§ **Problem description**:
Records follow. Select each line holding "적당량을".

§ **Entries provided**:
○ ○ ○ ○ ○ ○ ○
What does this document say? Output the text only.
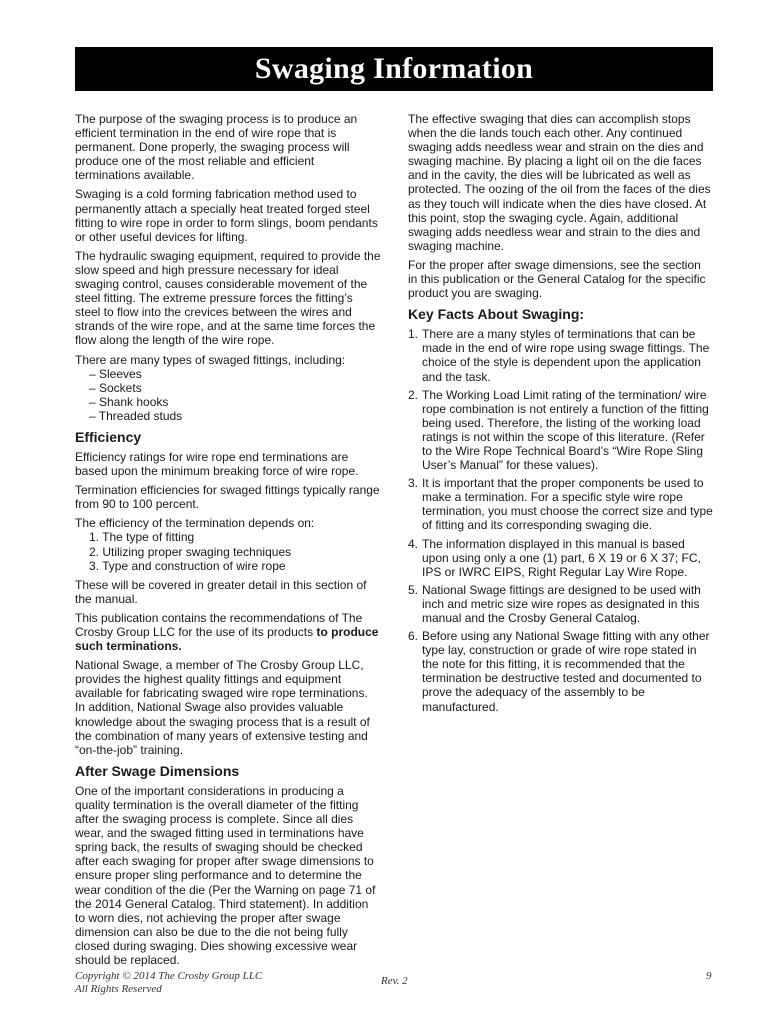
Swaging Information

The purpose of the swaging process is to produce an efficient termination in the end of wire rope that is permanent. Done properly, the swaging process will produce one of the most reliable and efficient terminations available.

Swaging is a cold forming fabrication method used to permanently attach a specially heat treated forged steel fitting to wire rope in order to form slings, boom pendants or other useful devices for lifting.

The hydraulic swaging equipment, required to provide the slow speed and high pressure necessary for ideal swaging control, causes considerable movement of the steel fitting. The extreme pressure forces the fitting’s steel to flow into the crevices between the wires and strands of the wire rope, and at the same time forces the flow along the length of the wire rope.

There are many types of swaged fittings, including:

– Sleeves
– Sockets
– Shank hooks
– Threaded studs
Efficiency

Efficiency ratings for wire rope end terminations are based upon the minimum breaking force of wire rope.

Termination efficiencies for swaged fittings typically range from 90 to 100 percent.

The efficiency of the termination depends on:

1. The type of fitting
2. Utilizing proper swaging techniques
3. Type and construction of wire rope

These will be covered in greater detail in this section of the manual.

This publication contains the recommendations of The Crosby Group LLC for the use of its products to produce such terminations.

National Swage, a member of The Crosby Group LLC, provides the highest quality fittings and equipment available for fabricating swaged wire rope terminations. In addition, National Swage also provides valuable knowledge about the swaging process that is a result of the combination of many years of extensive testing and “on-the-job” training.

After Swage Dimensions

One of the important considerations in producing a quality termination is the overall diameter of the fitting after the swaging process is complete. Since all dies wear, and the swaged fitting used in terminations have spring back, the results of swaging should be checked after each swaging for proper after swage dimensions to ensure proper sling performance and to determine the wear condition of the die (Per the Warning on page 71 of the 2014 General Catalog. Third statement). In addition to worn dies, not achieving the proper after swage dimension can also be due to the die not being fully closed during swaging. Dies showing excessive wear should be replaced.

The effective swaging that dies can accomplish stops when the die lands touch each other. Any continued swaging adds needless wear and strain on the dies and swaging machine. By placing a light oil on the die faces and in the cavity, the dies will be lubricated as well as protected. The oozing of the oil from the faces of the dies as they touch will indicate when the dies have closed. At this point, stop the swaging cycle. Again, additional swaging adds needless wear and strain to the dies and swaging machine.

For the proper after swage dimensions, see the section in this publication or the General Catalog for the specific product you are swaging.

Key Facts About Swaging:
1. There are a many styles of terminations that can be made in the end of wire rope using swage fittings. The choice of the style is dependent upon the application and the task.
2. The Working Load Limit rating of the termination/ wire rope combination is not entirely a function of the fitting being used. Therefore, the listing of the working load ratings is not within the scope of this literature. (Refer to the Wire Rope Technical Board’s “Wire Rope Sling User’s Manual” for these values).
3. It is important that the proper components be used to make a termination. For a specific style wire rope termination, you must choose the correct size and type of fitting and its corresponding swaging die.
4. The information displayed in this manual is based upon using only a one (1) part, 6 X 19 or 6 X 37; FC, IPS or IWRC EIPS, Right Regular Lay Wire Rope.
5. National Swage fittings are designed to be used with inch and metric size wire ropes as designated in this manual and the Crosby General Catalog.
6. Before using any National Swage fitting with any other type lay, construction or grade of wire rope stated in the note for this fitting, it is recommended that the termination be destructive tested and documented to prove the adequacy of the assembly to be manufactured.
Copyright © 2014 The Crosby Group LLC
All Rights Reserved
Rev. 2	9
○ ○ ○ ○ ○ ○ ○
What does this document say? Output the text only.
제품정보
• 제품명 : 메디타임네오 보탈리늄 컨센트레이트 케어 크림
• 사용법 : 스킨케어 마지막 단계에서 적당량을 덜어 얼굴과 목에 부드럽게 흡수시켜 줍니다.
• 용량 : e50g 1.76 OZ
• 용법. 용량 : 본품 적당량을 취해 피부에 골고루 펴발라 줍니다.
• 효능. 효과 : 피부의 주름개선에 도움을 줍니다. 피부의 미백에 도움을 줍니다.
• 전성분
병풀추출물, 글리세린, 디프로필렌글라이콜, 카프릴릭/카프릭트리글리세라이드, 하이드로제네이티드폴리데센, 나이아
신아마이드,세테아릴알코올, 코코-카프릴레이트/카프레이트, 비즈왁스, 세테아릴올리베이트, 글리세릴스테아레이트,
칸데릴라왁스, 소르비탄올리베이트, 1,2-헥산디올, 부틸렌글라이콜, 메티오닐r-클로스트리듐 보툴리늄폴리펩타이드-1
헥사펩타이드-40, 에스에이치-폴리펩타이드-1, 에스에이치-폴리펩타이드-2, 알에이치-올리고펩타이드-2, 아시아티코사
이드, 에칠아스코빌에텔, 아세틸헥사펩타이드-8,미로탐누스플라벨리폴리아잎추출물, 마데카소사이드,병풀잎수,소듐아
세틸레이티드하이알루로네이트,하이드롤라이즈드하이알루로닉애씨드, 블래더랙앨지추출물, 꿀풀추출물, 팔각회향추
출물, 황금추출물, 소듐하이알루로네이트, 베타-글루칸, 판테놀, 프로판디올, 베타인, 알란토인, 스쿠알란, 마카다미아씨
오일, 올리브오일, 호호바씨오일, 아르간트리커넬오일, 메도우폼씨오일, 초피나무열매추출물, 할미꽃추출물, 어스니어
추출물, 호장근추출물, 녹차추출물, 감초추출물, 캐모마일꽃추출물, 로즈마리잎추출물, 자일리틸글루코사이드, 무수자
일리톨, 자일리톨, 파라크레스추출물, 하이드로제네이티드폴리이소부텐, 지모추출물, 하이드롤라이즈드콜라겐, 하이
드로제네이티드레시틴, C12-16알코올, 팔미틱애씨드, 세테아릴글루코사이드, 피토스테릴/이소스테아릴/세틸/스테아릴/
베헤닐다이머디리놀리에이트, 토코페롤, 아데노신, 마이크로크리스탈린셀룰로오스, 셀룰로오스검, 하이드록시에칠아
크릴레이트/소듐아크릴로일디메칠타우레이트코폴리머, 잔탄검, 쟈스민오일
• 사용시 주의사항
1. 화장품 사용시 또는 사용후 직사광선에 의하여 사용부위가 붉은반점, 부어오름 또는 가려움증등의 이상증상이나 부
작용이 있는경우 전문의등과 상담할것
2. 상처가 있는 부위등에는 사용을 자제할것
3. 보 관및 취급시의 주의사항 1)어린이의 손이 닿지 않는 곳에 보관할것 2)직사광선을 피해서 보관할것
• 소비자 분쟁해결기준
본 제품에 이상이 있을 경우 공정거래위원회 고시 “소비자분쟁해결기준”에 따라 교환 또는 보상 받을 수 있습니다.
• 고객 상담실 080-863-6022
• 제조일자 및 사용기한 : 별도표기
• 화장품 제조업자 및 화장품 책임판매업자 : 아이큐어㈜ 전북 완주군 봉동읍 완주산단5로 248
○ ○ ○ ○ ○ ○ ○
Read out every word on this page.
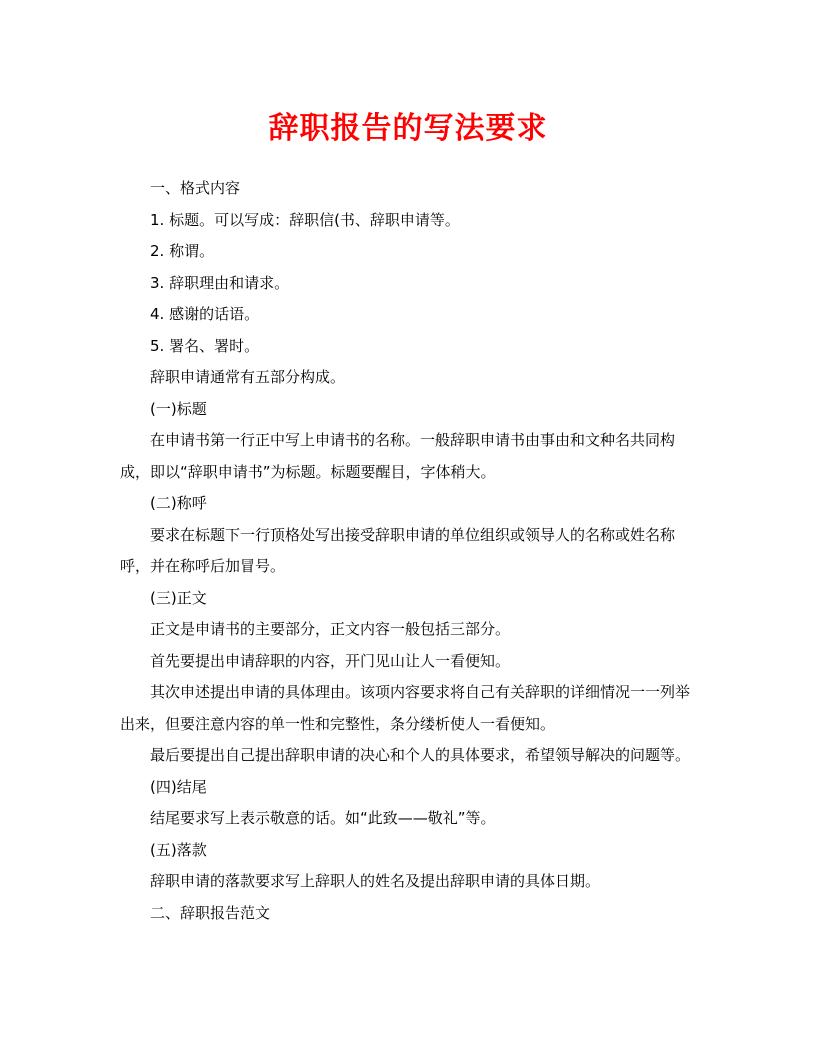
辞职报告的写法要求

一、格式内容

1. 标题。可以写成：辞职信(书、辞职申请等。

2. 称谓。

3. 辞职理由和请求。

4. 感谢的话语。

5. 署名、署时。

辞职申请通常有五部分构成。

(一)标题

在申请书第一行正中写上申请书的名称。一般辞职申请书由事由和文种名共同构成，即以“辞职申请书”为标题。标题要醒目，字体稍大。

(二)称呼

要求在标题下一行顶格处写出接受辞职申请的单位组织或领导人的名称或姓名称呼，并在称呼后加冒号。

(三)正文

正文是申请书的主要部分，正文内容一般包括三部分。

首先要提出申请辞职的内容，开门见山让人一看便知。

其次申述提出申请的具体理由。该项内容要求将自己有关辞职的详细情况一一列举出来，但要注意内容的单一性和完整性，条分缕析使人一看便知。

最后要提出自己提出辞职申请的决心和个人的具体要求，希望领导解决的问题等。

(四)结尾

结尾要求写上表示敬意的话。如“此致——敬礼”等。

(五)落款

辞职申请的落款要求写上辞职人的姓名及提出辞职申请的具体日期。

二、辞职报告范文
○ ○ ○ ○ ○ ○ ○
§ **Full response**:
• 사용법 : 스킨케어 마지막 단계에서 적당량을 덜어 얼굴과 목에 부드럽게 흡수시켜 줍니다.
• 용법. 용량 : 본품 적당량을 취해 피부에 골고루 펴발라 줍니다.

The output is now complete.